PROBLEM REQUIREMENTS
Print the entries verbatim, leaving out the images they contain.
++++++++++++++++++++
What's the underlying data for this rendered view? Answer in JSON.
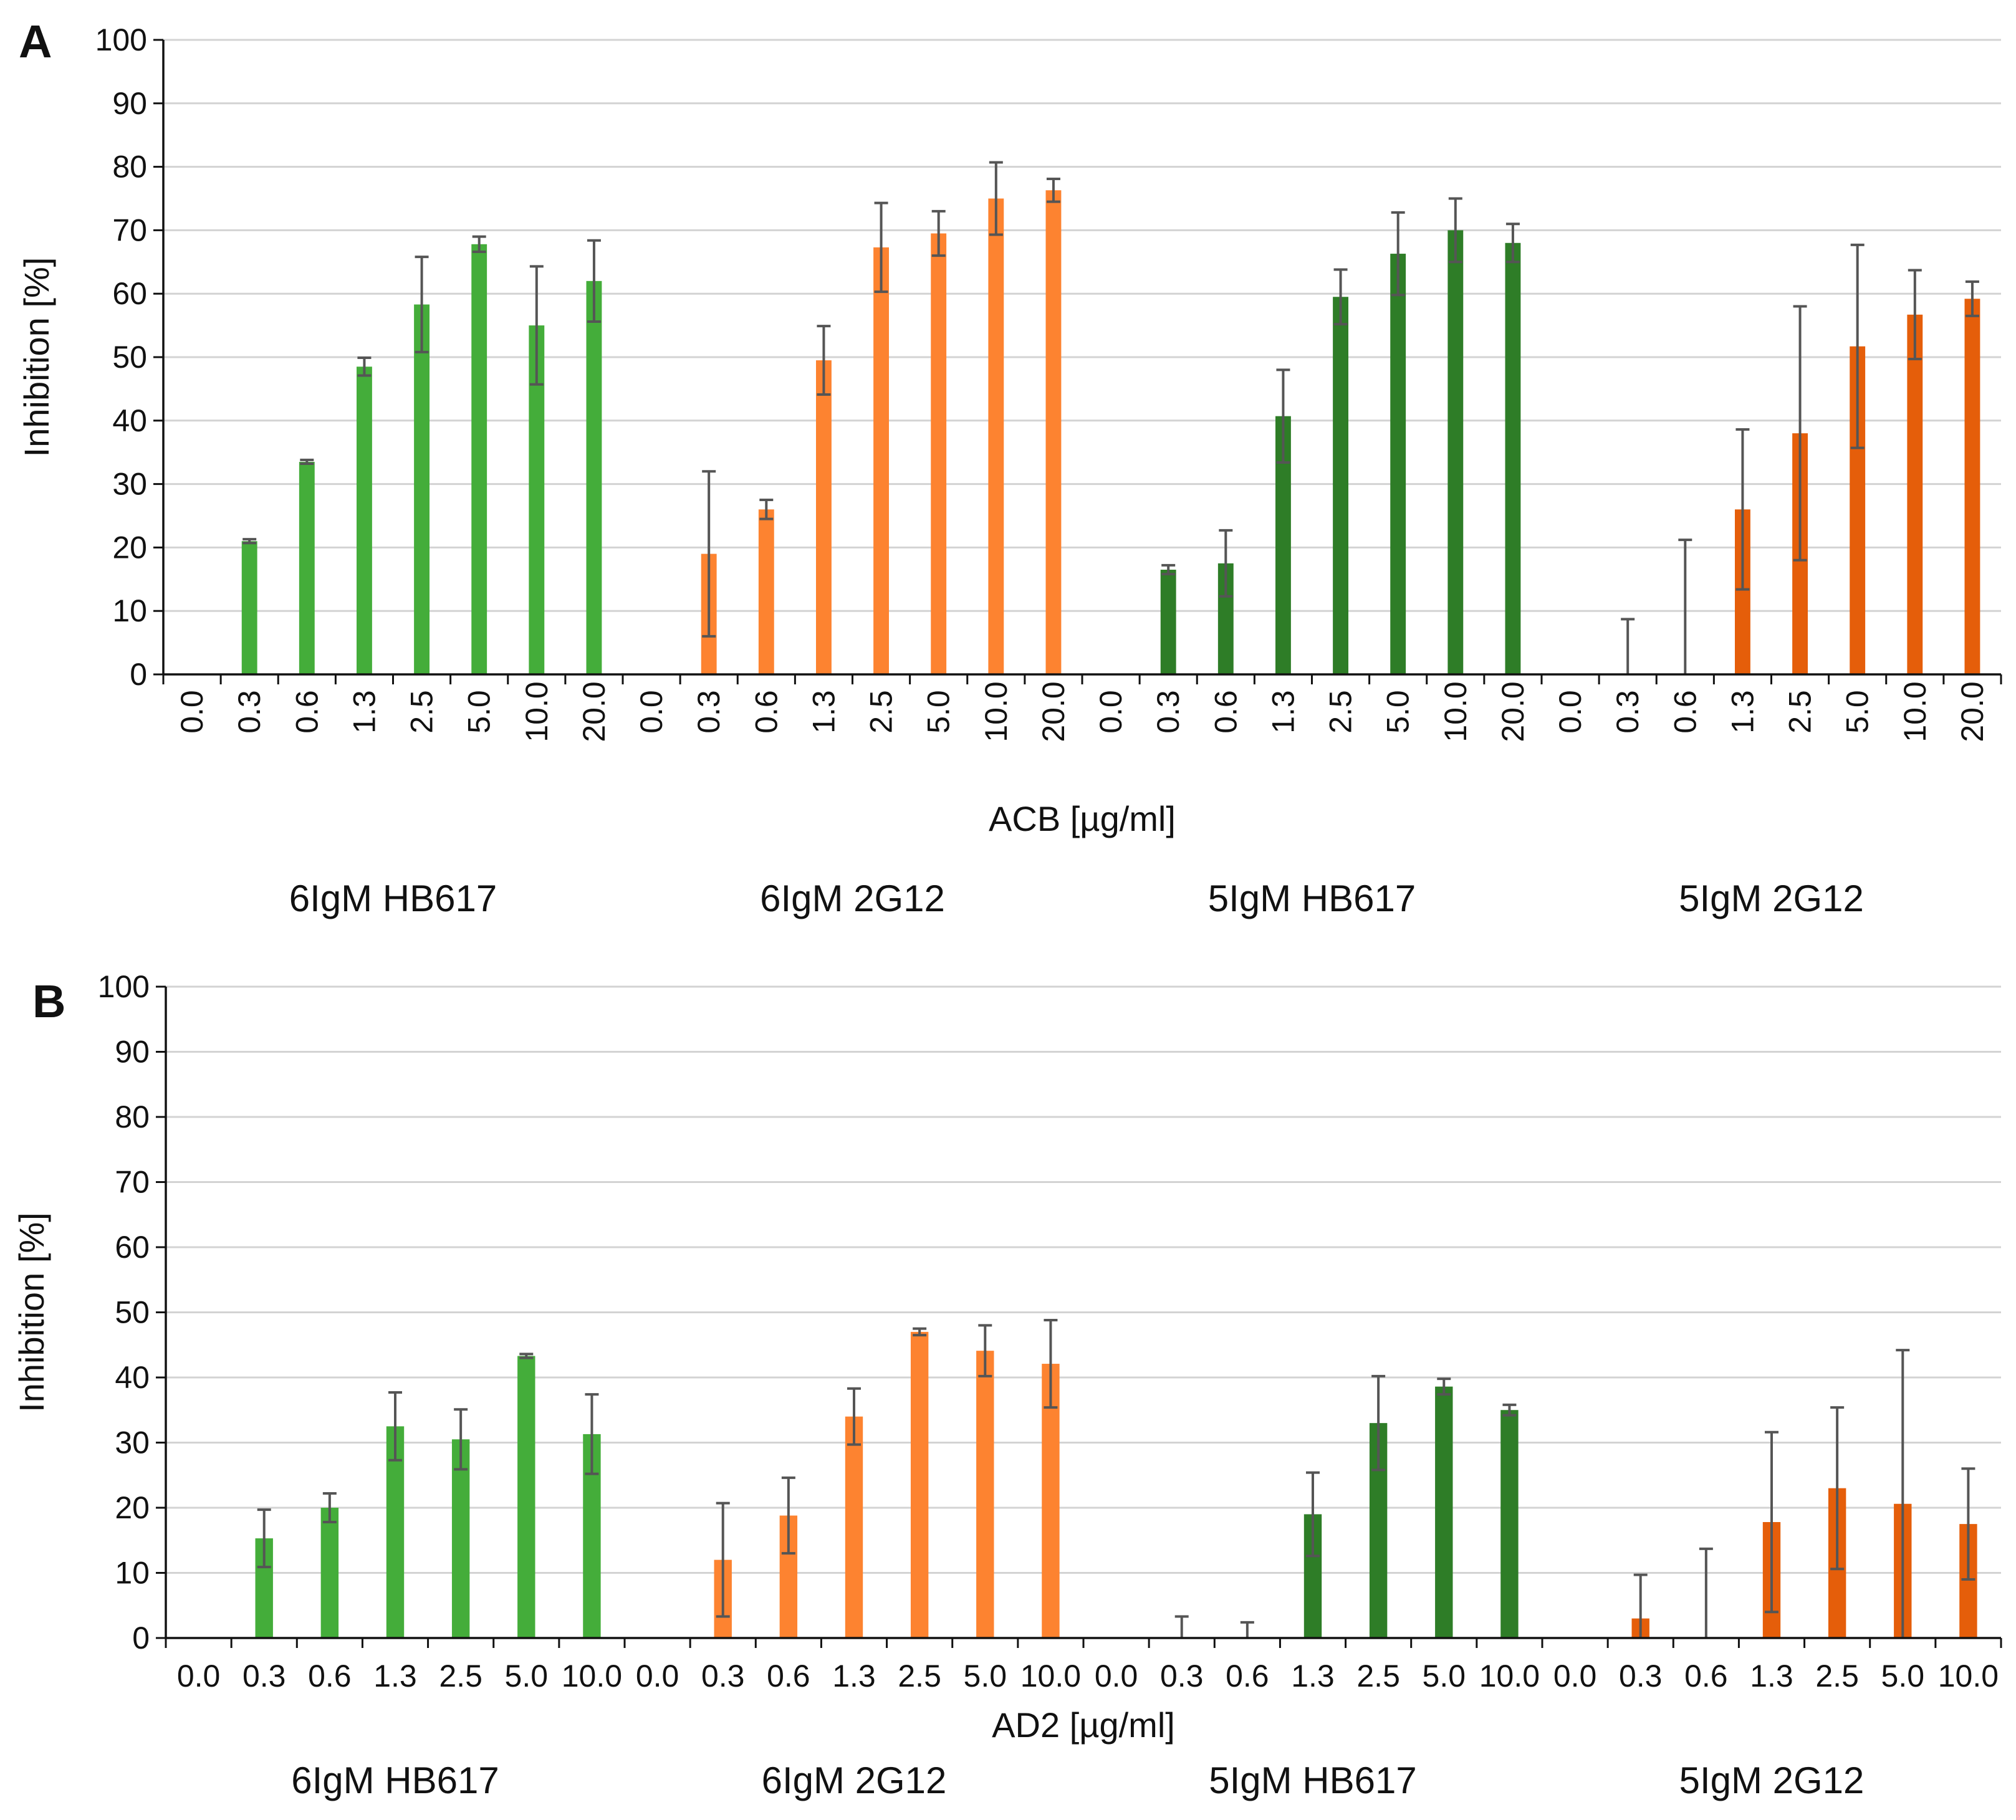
{
  "colors": {
    "light_green": "#44ad3a",
    "light_orange": "#fd8330",
    "dark_green": "#2e7d27",
    "dark_orange": "#e55e0a",
    "error_bar": "#555555"
  },
  "chart_data": [
    {
      "panel": "A",
      "type": "bar",
      "ylabel": "Inhibition [%]",
      "xlabel": "ACB [µg/ml]",
      "ylim": [
        0,
        100
      ],
      "yticks": [
        "0",
        "10",
        "20",
        "30",
        "40",
        "50",
        "60",
        "70",
        "80",
        "90",
        "100"
      ],
      "grid": true,
      "groups": [
        {
          "label": "6IgM  HB617",
          "color_key": "light_green",
          "categories": [
            "0.0",
            "0.3",
            "0.6",
            "1.3",
            "2.5",
            "5.0",
            "10.0",
            "20.0"
          ],
          "values": [
            0,
            21,
            33.5,
            48.5,
            58.3,
            67.8,
            55,
            62
          ],
          "errors": [
            0,
            0.3,
            0.3,
            1.4,
            7.5,
            1.2,
            9.3,
            6.4
          ]
        },
        {
          "label": "6IgM  2G12",
          "color_key": "light_orange",
          "categories": [
            "0.0",
            "0.3",
            "0.6",
            "1.3",
            "2.5",
            "5.0",
            "10.0",
            "20.0"
          ],
          "values": [
            0,
            19,
            26,
            49.5,
            67.3,
            69.5,
            75,
            76.3
          ],
          "errors": [
            0,
            13,
            1.5,
            5.4,
            7,
            3.5,
            5.7,
            1.8
          ]
        },
        {
          "label": "5IgM  HB617",
          "color_key": "dark_green",
          "categories": [
            "0.0",
            "0.3",
            "0.6",
            "1.3",
            "2.5",
            "5.0",
            "10.0",
            "20.0"
          ],
          "values": [
            0,
            16.5,
            17.5,
            40.7,
            59.5,
            66.3,
            70,
            68
          ],
          "errors": [
            0,
            0.7,
            5.2,
            7.3,
            4.3,
            6.5,
            5,
            3
          ]
        },
        {
          "label": "5IgM  2G12",
          "color_key": "dark_orange",
          "categories": [
            "0.0",
            "0.3",
            "0.6",
            "1.3",
            "2.5",
            "5.0",
            "10.0",
            "20.0"
          ],
          "values": [
            0,
            0,
            0,
            26,
            38,
            51.7,
            56.7,
            59.2
          ],
          "errors": [
            0,
            8.7,
            21.2,
            12.6,
            20,
            16,
            7,
            2.7
          ]
        }
      ]
    },
    {
      "panel": "B",
      "type": "bar",
      "ylabel": "Inhibition [%]",
      "xlabel": "AD2 [µg/ml]",
      "ylim": [
        0,
        100
      ],
      "yticks": [
        "0",
        "10",
        "20",
        "30",
        "40",
        "50",
        "60",
        "70",
        "80",
        "90",
        "100"
      ],
      "grid": true,
      "groups": [
        {
          "label": "6IgM  HB617",
          "color_key": "light_green",
          "categories": [
            "0.0",
            "0.3",
            "0.6",
            "1.3",
            "2.5",
            "5.0",
            "10.0"
          ],
          "values": [
            0,
            15.3,
            20,
            32.5,
            30.5,
            43.3,
            31.3
          ],
          "errors": [
            0,
            4.4,
            2.2,
            5.2,
            4.6,
            0.3,
            6.1
          ]
        },
        {
          "label": "6IgM  2G12",
          "color_key": "light_orange",
          "categories": [
            "0.0",
            "0.3",
            "0.6",
            "1.3",
            "2.5",
            "5.0",
            "10.0"
          ],
          "values": [
            0,
            12,
            18.8,
            34,
            47,
            44.1,
            42.1
          ],
          "errors": [
            0,
            8.7,
            5.8,
            4.3,
            0.5,
            3.9,
            6.7
          ]
        },
        {
          "label": "5IgM  HB617",
          "color_key": "dark_green",
          "categories": [
            "0.0",
            "0.3",
            "0.6",
            "1.3",
            "2.5",
            "5.0",
            "10.0"
          ],
          "values": [
            0,
            0,
            0,
            19,
            33,
            38.6,
            35
          ],
          "errors": [
            0,
            3.3,
            2.4,
            6.4,
            7.2,
            1.2,
            0.8
          ]
        },
        {
          "label": "5IgM  2G12",
          "color_key": "dark_orange",
          "categories": [
            "0.0",
            "0.3",
            "0.6",
            "1.3",
            "2.5",
            "5.0",
            "10.0"
          ],
          "values": [
            0,
            3,
            0,
            17.8,
            23,
            20.6,
            17.5
          ],
          "errors": [
            0,
            6.7,
            13.7,
            13.8,
            12.4,
            23.6,
            8.5
          ]
        }
      ]
    }
  ]
}
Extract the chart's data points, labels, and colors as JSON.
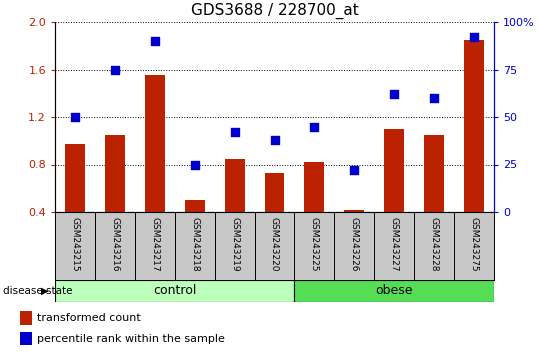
++++++++++++++++++++
EXPECTED OUTPUT
What's the underlying data for this rendered view? Answer in JSON.
{
  "colors": {
    "light_green": "#44ad3a",
    "light_orange": "#fd8330",
    "dark_green": "#2e7d27",
    "dark_orange": "#e55e0a",
    "error_bar": "#555555"
  },
  "chart_data": [
    {
      "panel": "A",
      "type": "bar",
      "ylabel": "Inhibition [%]",
      "xlabel": "ACB [µg/ml]",
      "ylim": [
        0,
        100
      ],
      "yticks": [
        "0",
        "10",
        "20",
        "30",
        "40",
        "50",
        "60",
        "70",
        "80",
        "90",
        "100"
      ],
      "grid": true,
      "groups": [
        {
          "label": "6IgM  HB617",
          "color_key": "light_green",
          "categories": [
            "0.0",
            "0.3",
            "0.6",
            "1.3",
            "2.5",
            "5.0",
            "10.0",
            "20.0"
          ],
          "values": [
            0,
            21,
            33.5,
            48.5,
            58.3,
            67.8,
            55,
            62
          ],
          "errors": [
            0,
            0.3,
            0.3,
            1.4,
            7.5,
            1.2,
            9.3,
            6.4
          ]
        },
        {
          "label": "6IgM  2G12",
          "color_key": "light_orange",
          "categories": [
            "0.0",
            "0.3",
            "0.6",
            "1.3",
            "2.5",
            "5.0",
            "10.0",
            "20.0"
          ],
          "values": [
            0,
            19,
            26,
            49.5,
            67.3,
            69.5,
            75,
            76.3
          ],
          "errors": [
            0,
            13,
            1.5,
            5.4,
            7,
            3.5,
            5.7,
            1.8
          ]
        },
        {
          "label": "5IgM  HB617",
          "color_key": "dark_green",
          "categories": [
            "0.0",
            "0.3",
            "0.6",
            "1.3",
            "2.5",
            "5.0",
            "10.0",
            "20.0"
          ],
          "values": [
            0,
            16.5,
            17.5,
            40.7,
            59.5,
            66.3,
            70,
            68
          ],
          "errors": [
            0,
            0.7,
            5.2,
            7.3,
            4.3,
            6.5,
            5,
            3
          ]
        },
        {
          "label": "5IgM  2G12",
          "color_key": "dark_orange",
          "categories": [
            "0.0",
            "0.3",
            "0.6",
            "1.3",
            "2.5",
            "5.0",
            "10.0",
            "20.0"
          ],
          "values": [
            0,
            0,
            0,
            26,
            38,
            51.7,
            56.7,
            59.2
          ],
          "errors": [
            0,
            8.7,
            21.2,
            12.6,
            20,
            16,
            7,
            2.7
          ]
        }
      ]
    },
    {
      "panel": "B",
      "type": "bar",
      "ylabel": "Inhibition [%]",
      "xlabel": "AD2 [µg/ml]",
      "ylim": [
        0,
        100
      ],
      "yticks": [
        "0",
        "10",
        "20",
        "30",
        "40",
        "50",
        "60",
        "70",
        "80",
        "90",
        "100"
      ],
      "grid": true,
      "groups": [
        {
          "label": "6IgM  HB617",
          "color_key": "light_green",
          "categories": [
            "0.0",
            "0.3",
            "0.6",
            "1.3",
            "2.5",
            "5.0",
            "10.0"
          ],
          "values": [
            0,
            15.3,
            20,
            32.5,
            30.5,
            43.3,
            31.3
          ],
          "errors": [
            0,
            4.4,
            2.2,
            5.2,
            4.6,
            0.3,
            6.1
          ]
        },
        {
          "label": "6IgM  2G12",
          "color_key": "light_orange",
          "categories": [
            "0.0",
            "0.3",
            "0.6",
            "1.3",
            "2.5",
            "5.0",
            "10.0"
          ],
          "values": [
            0,
            12,
            18.8,
            34,
            47,
            44.1,
            42.1
          ],
          "errors": [
            0,
            8.7,
            5.8,
            4.3,
            0.5,
            3.9,
            6.7
          ]
        },
        {
          "label": "5IgM  HB617",
          "color_key": "dark_green",
          "categories": [
            "0.0",
            "0.3",
            "0.6",
            "1.3",
            "2.5",
            "5.0",
            "10.0"
          ],
          "values": [
            0,
            0,
            0,
            19,
            33,
            38.6,
            35
          ],
          "errors": [
            0,
            3.3,
            2.4,
            6.4,
            7.2,
            1.2,
            0.8
          ]
        },
        {
          "label": "5IgM  2G12",
          "color_key": "dark_orange",
          "categories": [
            "0.0",
            "0.3",
            "0.6",
            "1.3",
            "2.5",
            "5.0",
            "10.0"
          ],
          "values": [
            0,
            3,
            0,
            17.8,
            23,
            20.6,
            17.5
          ],
          "errors": [
            0,
            6.7,
            13.7,
            13.8,
            12.4,
            23.6,
            8.5
          ]
        }
      ]
    }
  ]
}
Extract the chart's data points, labels, and colors as JSON.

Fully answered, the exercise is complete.